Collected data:
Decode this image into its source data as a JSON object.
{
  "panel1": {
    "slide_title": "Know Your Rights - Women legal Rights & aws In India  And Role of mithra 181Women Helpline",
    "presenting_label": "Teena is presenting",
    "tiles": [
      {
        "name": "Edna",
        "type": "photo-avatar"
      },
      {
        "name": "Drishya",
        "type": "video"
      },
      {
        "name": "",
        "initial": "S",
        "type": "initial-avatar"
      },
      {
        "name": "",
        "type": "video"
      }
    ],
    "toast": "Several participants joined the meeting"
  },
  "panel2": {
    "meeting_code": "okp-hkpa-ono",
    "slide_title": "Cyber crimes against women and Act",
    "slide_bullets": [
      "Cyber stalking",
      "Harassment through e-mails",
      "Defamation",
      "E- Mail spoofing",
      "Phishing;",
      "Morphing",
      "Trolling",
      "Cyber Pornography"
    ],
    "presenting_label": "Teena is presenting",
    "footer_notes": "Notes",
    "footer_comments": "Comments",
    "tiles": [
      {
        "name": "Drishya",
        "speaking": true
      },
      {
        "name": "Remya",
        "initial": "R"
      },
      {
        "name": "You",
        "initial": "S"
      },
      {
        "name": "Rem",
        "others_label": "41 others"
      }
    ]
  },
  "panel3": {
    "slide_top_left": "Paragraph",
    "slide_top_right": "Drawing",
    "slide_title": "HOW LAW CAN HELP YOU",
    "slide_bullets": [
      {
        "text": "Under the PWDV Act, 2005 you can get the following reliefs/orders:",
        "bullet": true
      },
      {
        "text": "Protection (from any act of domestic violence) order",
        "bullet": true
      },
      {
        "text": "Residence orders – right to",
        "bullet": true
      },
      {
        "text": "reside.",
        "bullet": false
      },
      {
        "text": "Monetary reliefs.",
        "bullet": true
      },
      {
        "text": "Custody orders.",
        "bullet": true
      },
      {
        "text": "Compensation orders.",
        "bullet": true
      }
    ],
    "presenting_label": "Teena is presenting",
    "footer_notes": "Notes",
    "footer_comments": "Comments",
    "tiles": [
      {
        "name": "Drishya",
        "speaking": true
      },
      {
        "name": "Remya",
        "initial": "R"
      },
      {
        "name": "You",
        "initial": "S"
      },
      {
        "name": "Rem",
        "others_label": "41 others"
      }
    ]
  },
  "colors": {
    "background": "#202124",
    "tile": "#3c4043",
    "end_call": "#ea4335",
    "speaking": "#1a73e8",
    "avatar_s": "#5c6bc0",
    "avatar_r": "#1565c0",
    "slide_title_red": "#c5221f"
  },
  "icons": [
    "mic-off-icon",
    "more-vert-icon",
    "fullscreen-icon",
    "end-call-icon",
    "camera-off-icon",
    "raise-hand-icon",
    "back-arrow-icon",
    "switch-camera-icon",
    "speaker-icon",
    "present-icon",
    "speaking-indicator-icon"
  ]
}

SHORT PROBLEM
Give only the number of lines in the entries that contain "Cyber".

SOLUTION TO THIS EXERCISE
3